Work instructions — Find the lines with "Accumulated" in them and copy them out.

Records for this task —
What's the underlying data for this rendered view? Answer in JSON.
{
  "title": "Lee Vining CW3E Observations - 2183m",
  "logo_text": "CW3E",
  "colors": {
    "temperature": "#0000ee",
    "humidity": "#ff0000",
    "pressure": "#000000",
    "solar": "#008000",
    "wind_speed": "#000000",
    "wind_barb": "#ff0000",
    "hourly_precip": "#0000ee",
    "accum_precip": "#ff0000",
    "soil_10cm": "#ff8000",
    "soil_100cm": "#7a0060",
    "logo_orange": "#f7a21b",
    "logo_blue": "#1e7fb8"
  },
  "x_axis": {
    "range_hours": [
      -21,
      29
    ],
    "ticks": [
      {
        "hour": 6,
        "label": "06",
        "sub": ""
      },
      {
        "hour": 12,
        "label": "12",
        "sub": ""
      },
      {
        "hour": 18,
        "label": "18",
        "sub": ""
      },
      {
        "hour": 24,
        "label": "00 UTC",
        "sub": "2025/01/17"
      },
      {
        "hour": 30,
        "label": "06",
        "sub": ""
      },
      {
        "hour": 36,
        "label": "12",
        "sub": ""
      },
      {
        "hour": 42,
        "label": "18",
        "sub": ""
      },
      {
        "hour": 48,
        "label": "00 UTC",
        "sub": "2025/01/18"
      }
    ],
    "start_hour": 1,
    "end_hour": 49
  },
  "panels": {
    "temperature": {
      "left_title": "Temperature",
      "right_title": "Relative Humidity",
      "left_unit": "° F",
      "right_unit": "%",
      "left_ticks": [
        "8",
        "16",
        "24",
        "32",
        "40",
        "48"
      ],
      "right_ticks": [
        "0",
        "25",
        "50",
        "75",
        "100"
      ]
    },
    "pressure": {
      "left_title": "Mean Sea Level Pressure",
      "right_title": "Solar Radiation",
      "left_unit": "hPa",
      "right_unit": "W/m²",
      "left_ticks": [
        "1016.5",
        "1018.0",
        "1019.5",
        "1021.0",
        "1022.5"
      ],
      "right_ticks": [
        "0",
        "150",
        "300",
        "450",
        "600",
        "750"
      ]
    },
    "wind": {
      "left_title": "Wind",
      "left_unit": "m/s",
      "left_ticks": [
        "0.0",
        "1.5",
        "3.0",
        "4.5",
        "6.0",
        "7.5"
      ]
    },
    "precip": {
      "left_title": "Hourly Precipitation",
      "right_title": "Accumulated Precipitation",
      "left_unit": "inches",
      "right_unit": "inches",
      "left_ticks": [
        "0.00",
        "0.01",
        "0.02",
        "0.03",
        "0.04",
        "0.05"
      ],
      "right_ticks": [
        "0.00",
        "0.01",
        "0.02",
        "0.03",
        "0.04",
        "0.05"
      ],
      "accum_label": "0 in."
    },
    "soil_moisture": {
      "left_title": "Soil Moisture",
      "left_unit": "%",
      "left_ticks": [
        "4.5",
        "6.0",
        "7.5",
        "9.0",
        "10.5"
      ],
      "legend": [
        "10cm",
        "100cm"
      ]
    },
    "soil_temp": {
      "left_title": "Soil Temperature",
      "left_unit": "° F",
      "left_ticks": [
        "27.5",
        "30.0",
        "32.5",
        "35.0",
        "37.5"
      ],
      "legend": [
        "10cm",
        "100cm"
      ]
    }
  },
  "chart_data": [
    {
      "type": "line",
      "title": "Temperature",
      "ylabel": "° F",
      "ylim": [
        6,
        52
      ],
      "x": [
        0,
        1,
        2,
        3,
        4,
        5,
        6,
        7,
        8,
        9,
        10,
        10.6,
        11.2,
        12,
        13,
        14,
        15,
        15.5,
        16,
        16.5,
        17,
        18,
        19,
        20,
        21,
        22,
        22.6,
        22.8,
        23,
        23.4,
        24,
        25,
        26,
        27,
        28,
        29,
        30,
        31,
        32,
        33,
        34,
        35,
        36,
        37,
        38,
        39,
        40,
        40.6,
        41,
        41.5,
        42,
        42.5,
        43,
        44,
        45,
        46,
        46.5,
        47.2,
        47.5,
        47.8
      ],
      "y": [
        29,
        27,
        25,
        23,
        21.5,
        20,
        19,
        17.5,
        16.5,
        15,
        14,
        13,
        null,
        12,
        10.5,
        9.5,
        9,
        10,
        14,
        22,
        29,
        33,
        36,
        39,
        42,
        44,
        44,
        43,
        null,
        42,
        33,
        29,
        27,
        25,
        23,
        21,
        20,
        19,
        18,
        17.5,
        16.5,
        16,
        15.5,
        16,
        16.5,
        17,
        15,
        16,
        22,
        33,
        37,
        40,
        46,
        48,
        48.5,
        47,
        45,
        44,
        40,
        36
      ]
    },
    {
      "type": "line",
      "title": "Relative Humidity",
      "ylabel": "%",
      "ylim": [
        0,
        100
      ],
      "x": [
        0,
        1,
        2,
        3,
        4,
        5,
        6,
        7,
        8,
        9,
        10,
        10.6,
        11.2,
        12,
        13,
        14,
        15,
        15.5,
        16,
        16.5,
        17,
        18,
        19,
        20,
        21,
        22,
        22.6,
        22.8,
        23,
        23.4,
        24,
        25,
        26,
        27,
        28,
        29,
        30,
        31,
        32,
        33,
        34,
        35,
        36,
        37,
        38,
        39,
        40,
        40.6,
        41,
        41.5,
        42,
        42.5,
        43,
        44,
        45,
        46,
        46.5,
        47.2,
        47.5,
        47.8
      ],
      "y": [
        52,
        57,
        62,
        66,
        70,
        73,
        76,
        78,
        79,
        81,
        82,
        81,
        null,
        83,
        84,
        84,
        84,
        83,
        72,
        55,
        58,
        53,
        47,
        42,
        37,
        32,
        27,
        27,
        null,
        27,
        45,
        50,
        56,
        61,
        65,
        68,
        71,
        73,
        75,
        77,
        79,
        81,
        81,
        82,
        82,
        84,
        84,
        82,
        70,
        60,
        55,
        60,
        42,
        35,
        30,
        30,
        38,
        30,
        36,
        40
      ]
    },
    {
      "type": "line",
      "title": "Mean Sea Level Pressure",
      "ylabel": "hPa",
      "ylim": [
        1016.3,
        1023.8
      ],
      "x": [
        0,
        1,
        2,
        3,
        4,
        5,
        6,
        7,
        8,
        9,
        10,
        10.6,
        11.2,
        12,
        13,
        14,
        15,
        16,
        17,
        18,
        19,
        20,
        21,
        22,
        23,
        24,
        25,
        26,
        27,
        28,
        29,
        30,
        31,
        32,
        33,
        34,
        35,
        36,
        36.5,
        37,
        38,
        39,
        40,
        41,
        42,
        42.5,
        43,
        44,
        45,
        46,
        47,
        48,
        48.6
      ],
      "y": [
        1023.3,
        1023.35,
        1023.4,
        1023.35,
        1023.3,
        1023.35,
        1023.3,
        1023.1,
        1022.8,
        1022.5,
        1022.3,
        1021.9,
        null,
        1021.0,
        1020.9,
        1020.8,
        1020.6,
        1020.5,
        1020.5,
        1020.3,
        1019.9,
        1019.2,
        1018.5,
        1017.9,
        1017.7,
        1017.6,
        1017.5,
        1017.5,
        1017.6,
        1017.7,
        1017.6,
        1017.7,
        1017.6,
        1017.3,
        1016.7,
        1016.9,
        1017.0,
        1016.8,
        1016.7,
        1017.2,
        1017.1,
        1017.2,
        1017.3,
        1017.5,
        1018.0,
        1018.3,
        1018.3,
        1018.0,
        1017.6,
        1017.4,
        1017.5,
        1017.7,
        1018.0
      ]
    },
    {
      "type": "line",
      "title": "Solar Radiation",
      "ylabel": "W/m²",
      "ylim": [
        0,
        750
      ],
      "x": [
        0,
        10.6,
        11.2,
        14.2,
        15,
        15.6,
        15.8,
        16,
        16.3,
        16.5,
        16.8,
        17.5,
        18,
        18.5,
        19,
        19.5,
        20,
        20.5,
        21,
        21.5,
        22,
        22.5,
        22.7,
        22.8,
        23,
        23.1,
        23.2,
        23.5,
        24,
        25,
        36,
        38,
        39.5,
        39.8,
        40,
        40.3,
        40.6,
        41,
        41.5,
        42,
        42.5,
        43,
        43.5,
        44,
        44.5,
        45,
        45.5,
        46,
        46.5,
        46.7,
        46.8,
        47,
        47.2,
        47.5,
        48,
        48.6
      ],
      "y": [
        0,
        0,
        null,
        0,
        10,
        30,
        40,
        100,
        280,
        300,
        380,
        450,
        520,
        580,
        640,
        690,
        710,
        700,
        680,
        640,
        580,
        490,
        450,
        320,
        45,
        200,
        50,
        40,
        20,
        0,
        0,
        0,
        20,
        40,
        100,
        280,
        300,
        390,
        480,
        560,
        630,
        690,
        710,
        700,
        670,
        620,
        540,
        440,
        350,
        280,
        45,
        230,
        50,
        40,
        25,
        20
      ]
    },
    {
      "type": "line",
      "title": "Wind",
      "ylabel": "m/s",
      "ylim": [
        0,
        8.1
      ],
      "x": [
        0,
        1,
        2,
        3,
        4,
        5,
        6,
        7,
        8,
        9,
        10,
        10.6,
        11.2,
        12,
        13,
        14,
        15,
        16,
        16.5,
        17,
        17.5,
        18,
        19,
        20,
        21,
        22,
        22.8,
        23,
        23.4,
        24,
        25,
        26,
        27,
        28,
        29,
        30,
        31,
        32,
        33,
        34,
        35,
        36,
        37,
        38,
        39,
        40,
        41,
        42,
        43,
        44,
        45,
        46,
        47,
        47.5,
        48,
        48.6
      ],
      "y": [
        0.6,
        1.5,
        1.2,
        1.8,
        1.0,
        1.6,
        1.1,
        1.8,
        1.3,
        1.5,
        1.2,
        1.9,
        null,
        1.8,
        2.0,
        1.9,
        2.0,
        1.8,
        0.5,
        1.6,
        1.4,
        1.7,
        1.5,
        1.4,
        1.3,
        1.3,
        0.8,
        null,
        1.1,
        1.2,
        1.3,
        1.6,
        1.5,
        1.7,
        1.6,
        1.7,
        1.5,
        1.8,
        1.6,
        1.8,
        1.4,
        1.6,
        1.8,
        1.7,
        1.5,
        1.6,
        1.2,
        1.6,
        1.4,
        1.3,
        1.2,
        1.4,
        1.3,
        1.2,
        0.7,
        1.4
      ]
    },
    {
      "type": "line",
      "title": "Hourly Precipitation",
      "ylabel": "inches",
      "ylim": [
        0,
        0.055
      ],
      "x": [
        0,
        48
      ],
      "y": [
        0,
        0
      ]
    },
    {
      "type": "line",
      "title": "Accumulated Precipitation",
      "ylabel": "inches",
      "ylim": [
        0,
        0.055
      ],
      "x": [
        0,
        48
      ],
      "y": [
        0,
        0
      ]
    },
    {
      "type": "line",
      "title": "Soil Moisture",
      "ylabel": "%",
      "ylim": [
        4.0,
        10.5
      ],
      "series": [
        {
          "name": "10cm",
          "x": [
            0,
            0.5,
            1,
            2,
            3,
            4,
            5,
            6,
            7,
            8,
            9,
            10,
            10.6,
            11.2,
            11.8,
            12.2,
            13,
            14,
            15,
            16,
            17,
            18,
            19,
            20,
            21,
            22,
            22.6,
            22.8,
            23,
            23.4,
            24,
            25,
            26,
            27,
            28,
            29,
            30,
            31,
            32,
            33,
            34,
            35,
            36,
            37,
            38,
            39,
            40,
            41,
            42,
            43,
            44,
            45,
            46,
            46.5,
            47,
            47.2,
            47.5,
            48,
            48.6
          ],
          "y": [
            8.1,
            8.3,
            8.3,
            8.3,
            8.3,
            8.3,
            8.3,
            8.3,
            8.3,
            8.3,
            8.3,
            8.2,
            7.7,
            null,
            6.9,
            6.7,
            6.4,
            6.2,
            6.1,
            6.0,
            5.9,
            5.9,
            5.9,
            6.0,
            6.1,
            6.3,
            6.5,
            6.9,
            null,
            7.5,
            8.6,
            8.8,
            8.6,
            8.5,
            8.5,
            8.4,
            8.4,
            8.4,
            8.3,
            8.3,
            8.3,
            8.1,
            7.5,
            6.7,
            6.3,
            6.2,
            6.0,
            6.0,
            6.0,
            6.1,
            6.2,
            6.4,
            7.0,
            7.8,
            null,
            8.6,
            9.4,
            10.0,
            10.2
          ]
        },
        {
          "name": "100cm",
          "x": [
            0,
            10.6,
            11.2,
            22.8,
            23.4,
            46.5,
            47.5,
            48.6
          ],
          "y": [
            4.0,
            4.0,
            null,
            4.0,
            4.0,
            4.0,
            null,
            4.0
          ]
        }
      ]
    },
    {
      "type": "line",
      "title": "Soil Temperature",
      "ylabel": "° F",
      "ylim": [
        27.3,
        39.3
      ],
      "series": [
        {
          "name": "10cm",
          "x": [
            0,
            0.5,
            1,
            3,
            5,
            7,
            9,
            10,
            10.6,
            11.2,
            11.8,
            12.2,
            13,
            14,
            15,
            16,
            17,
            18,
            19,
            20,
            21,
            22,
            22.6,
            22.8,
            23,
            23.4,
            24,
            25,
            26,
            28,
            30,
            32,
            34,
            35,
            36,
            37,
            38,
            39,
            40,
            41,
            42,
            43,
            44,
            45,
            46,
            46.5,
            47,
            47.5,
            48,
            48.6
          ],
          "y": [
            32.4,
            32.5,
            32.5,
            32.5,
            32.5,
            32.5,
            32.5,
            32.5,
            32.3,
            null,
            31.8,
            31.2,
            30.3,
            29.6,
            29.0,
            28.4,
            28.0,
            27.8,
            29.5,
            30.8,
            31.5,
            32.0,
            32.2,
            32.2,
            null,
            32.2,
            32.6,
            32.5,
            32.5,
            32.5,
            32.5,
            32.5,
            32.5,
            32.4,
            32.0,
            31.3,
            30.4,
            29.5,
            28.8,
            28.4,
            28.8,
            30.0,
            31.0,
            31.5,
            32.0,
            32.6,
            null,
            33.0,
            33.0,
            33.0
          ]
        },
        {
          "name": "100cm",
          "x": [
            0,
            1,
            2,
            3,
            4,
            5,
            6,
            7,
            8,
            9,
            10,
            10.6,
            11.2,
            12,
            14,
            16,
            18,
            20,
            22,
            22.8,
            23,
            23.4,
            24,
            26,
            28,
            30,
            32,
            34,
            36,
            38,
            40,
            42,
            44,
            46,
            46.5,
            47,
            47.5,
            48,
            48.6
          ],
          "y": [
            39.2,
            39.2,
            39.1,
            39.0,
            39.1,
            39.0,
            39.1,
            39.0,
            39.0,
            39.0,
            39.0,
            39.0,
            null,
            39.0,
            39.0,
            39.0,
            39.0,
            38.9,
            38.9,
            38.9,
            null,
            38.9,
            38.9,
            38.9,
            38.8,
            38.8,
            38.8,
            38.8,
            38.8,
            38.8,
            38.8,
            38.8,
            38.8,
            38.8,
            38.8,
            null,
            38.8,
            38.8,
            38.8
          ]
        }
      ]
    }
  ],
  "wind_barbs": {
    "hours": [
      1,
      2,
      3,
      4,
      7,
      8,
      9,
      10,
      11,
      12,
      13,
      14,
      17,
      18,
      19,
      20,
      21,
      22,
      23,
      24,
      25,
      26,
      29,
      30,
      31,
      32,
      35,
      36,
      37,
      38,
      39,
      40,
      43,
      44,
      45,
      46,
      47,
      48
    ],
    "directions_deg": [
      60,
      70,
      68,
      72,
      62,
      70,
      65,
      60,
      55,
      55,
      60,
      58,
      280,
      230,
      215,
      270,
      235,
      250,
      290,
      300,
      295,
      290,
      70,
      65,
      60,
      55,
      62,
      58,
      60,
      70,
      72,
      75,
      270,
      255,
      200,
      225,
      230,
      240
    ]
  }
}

Result below —
      "right_title": "Accumulated Precipitation",
      "title": "Accumulated Precipitation",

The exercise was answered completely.